▶ _課題_
下に示す映画と吃音についての文章にある「どんなに激しい吃音者であっても、歌う時は、どもりません。」を英語に訳しなさい。

▶ _本文抜粋_
---
喜田清さんの紹介と、喜田さんの講演について書かれた文章を紹介しました。今日は、喜田さんが活動されていたユーテ・サークルのニュースレターに掲載されていた「映画に描かれた吃音」を転載します。
 吃音に悩み、苦しんでいた頃、僕の唯一の救いは、映画と本でした。映画館にいるときだけが心安らぐ場所でした。たくさんの映画を観て、僕は、人にはいろいろな人生があることを知りました。つらいことがあっても、人は自分の人生を生きていくものだと教えられました。映画のもつ力を信じています。喜田さんは僕以上に映画を観ていた人かもしれません。喜田さんから観たどもる人が出てきた映画の紹介です。

  
映画に描かれた吃音
                               喜田清(高松市)

 ユーテサークルの初期に「僕の吃音を治して!!」と、大勢が訪ねて来ました。どっちを向いても錆びた鉄ばかりの世界で30年働いただけの私が、かりそめにも人様の吃音を治しますと言えば、『無資格者の不法医療行為』です。ただ私も激しい吃音症状に苦しんだ一人ですから、ユーテを頼ってきたひとりひとりに、今の困難な状況から、一歩でも抜け出す方法を一緒に考えて来ました。
 しかし皆様の要望に対して、私はあまりにも無力でした。あるいは時代や国境を隔てていても、映画に描かれた多くの吃音者の人生の中に、苦しい吃音から脱出する手がかりが、たとえ砂一粒でも見つけられないでしょうか。


『清水港』 1939年 監督:マキノ正博
 どんなに激しい吃音者であっても、歌う時は、どもりません。
 私の鉄工所の経験から言っても、吃音でない人だって重たい鉄を持ち上げて顔を真っ赤にしていれば、激しくどもっています。
 『清水港』では沢村国太郎の演じるやくざが、吃音です。彼がどもれば観客は爆笑しますが、吃音やくざには、生きるも死ぬも一緒だと言う親友がいます。彼が、どもってどもって、どうしても言葉が言えない時に、片岡千恵藏の演じる親友が、吃音やくざの肩をトントンと叩いて言います。
---
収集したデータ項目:
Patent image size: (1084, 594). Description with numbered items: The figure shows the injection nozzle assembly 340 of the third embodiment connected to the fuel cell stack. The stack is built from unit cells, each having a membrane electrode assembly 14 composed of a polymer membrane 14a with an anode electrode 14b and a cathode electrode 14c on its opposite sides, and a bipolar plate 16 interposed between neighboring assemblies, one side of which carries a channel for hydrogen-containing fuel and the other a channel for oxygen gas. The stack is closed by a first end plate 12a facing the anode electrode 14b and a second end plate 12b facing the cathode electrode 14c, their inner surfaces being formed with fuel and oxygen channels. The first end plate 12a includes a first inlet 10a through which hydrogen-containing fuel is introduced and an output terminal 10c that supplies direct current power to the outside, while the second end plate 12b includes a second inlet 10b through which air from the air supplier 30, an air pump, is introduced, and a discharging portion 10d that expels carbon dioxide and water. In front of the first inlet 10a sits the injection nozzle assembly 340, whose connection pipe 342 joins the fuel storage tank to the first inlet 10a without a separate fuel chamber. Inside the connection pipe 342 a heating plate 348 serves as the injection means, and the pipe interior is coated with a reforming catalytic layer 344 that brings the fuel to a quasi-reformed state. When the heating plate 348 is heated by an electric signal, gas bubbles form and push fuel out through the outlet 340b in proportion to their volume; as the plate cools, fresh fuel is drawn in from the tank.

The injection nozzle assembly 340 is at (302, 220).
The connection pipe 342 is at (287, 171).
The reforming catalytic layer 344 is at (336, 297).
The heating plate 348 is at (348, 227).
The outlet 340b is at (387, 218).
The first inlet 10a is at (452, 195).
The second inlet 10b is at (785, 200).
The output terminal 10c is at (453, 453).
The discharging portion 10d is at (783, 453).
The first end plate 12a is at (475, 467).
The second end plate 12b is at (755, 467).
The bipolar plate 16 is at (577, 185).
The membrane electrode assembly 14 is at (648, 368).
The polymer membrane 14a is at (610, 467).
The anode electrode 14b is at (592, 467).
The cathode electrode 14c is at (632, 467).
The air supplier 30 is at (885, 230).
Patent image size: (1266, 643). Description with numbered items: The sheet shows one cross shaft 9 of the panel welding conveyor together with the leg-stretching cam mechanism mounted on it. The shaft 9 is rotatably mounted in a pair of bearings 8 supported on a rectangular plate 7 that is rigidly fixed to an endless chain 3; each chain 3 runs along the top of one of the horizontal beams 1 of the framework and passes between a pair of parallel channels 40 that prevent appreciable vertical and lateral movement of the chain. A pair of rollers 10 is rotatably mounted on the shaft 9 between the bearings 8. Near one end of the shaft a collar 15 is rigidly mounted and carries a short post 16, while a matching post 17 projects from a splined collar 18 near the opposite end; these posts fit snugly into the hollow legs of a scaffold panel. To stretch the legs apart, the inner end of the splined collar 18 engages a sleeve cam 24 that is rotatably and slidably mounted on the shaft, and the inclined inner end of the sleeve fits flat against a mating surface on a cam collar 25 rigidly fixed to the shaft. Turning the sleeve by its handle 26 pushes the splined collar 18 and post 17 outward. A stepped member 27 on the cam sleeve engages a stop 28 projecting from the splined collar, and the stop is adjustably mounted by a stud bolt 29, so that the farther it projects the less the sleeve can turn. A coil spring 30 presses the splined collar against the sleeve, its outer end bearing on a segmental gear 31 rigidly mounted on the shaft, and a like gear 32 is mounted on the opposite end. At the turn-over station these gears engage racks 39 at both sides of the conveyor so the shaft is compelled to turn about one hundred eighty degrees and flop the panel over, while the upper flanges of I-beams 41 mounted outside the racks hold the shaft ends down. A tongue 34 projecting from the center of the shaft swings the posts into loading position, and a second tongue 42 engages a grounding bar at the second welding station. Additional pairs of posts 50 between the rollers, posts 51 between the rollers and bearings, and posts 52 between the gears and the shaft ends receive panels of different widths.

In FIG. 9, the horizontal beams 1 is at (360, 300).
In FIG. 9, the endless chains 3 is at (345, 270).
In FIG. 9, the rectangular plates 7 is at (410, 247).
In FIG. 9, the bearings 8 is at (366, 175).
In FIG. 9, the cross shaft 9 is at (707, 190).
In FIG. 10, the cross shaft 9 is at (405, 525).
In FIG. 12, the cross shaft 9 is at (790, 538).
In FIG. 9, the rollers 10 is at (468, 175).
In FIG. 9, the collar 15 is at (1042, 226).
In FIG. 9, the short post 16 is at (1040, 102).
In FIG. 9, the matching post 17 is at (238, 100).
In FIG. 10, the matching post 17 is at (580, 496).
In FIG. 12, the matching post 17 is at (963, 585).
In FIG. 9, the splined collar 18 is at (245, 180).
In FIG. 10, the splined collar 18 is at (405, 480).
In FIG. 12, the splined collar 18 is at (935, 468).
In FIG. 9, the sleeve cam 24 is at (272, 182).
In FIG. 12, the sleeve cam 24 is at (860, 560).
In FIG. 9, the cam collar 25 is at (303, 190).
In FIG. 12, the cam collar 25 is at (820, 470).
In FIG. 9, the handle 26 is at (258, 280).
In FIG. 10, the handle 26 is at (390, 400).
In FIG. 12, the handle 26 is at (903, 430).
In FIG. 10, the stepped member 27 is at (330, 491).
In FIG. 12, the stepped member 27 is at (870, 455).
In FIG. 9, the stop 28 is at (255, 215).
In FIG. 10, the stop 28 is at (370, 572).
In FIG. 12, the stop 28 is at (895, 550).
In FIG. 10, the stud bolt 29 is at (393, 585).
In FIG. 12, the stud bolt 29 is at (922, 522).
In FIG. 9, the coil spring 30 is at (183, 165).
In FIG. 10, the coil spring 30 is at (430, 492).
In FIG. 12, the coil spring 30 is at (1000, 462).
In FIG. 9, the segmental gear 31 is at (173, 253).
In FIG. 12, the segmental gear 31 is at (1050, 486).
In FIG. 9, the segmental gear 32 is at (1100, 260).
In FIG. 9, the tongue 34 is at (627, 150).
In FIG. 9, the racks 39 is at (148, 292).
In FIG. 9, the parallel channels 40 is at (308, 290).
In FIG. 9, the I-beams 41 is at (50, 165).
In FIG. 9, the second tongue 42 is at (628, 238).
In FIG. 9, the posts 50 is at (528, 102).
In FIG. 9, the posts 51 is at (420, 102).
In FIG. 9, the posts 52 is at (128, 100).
---
▶ _解答例_
No matter how severe a person's stutter may be, they do not stutter when they sing.